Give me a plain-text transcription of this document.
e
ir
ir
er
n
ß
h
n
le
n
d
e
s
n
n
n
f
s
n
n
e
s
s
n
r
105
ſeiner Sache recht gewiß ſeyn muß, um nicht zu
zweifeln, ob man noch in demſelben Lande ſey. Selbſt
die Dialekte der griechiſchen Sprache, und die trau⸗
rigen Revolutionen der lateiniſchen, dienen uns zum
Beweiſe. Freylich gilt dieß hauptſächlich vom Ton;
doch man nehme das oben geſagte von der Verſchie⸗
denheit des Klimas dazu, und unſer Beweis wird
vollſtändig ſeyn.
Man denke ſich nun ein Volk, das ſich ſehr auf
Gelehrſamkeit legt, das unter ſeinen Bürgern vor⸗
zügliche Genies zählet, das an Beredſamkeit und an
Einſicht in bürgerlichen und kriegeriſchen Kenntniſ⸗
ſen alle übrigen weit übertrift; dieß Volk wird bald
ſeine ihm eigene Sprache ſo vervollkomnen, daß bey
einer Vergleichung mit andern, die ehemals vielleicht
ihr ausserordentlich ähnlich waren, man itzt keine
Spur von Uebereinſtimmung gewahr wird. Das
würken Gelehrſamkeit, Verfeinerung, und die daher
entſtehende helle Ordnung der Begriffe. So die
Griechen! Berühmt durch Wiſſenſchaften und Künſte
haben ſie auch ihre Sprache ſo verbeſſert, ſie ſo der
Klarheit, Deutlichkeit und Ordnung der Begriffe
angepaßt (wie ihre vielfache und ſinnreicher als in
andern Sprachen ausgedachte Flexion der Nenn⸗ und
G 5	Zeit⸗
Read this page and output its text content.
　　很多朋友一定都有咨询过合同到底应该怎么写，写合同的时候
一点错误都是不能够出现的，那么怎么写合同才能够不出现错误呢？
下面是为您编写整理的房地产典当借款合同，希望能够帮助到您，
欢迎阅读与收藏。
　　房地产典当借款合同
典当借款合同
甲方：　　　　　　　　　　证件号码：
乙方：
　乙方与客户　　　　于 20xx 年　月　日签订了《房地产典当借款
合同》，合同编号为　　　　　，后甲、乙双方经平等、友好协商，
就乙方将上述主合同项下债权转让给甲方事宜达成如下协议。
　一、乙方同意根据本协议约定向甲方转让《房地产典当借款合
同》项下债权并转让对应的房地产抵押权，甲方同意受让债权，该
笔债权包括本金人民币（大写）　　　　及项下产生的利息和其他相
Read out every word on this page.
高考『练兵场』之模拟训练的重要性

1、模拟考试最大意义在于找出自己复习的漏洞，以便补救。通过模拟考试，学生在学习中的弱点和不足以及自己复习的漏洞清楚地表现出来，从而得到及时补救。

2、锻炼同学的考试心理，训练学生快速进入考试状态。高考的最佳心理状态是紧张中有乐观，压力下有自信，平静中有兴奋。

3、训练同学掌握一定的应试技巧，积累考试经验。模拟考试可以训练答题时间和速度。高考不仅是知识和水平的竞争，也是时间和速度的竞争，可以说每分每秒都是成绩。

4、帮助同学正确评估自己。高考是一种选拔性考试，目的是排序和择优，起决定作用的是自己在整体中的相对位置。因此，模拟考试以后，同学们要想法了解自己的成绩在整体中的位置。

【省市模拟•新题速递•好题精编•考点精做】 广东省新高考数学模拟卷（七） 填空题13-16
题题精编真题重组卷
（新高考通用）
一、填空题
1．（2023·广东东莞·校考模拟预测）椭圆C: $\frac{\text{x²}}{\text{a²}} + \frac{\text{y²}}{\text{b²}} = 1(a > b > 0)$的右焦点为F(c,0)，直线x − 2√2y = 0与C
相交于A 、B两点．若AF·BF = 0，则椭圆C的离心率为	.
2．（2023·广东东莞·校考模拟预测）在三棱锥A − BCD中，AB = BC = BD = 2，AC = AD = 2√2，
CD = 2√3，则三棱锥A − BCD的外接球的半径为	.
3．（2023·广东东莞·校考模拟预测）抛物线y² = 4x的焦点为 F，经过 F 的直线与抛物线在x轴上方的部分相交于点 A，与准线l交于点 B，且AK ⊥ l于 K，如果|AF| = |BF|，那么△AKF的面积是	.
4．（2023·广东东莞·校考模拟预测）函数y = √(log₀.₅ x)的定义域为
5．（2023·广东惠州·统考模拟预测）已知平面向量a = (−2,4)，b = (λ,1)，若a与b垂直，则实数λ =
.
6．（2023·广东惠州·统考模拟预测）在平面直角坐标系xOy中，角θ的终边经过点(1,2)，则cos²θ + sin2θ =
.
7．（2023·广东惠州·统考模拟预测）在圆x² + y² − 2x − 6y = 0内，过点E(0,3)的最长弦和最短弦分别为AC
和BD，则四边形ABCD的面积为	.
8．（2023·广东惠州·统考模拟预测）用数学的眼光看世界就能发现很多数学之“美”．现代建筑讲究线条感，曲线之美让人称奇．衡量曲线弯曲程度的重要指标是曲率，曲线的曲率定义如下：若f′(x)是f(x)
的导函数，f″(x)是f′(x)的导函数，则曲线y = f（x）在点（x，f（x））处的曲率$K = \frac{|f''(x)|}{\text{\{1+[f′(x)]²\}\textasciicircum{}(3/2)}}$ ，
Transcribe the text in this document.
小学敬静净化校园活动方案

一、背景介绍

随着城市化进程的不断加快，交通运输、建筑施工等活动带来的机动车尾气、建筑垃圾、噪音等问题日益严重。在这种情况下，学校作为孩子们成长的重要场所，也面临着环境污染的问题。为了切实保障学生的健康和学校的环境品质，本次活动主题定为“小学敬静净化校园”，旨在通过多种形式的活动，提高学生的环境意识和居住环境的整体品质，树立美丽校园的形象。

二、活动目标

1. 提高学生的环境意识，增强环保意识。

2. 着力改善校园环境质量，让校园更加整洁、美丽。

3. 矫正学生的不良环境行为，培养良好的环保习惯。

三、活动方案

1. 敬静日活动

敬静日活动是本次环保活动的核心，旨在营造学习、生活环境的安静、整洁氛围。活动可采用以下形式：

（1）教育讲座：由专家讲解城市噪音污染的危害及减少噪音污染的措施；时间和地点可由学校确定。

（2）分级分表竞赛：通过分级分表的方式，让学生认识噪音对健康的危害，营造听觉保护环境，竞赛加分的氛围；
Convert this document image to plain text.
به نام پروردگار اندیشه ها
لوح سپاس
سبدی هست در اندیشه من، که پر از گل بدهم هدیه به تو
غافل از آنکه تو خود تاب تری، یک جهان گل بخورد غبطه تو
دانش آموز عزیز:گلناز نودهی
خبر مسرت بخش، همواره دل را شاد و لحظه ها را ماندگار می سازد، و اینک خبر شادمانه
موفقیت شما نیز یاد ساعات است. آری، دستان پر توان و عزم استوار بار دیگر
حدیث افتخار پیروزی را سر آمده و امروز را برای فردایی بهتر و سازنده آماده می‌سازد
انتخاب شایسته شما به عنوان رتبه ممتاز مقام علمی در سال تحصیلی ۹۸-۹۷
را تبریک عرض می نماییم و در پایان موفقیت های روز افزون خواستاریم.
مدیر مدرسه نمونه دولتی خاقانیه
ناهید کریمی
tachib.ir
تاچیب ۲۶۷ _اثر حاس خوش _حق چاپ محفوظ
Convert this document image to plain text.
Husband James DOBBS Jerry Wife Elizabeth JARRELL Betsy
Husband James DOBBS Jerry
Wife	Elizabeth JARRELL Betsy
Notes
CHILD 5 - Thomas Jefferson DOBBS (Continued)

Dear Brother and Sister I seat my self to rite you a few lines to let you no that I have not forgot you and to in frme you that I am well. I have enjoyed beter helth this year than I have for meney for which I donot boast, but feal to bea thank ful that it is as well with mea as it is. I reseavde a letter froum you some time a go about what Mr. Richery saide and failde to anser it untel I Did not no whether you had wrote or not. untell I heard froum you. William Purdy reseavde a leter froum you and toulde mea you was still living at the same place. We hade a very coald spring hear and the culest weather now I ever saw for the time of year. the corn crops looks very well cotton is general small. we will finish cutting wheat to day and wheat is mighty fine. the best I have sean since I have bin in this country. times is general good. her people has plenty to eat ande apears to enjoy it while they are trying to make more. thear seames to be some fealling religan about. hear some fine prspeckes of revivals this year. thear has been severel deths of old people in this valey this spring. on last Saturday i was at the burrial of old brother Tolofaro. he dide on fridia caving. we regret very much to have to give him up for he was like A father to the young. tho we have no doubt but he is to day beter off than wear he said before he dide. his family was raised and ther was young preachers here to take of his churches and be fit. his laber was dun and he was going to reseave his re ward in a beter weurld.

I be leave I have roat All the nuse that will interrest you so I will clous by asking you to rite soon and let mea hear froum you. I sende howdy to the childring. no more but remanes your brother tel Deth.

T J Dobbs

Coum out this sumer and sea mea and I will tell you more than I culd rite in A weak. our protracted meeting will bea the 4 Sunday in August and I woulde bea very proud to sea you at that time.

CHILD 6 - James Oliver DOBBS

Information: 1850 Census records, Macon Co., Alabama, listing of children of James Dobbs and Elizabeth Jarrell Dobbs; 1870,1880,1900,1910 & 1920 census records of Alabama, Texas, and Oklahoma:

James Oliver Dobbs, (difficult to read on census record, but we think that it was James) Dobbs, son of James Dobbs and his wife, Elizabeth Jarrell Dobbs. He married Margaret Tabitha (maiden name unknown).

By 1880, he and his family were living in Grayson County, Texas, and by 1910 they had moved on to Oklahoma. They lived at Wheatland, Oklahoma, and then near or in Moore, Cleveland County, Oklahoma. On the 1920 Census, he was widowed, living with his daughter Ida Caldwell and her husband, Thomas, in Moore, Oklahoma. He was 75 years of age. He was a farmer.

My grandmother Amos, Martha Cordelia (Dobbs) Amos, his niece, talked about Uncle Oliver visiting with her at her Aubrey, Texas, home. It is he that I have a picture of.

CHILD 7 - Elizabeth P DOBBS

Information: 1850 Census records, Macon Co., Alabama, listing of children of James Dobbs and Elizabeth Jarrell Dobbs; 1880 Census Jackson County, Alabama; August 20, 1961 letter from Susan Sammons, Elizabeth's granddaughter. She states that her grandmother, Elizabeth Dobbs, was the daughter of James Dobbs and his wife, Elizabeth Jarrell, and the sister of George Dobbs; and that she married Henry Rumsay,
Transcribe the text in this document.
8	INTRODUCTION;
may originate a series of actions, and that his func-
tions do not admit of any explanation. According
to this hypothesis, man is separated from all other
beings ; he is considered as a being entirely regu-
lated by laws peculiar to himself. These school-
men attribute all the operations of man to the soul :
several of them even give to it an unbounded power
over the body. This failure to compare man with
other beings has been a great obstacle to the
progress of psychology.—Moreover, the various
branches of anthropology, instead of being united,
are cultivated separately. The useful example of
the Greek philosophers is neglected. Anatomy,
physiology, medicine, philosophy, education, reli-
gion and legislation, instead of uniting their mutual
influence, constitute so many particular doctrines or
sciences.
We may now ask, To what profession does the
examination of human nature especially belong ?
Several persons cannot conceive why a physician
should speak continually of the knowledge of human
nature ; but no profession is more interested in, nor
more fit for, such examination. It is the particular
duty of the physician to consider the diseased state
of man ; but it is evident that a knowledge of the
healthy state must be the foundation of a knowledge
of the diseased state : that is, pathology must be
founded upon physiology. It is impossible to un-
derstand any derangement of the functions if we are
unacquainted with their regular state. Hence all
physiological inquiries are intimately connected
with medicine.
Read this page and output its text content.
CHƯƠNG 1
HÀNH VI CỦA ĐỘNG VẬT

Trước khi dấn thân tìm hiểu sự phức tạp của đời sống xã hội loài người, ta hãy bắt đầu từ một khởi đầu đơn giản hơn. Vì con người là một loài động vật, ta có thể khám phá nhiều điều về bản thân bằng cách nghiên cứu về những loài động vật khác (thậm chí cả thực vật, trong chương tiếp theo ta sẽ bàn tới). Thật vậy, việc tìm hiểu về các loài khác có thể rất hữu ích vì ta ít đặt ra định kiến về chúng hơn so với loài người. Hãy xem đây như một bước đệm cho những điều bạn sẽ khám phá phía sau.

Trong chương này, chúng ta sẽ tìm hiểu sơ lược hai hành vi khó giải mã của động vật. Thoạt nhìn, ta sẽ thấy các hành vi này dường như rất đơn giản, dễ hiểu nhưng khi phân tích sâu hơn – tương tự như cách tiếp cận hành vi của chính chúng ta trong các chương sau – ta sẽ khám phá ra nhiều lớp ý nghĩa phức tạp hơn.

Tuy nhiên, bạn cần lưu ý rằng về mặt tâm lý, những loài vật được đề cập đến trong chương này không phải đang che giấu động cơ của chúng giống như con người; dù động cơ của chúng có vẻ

====================

- **What you have to do**
Give the count of lines in the data shown above that contain "Texas", and nothing else.

- **Result of this task**
3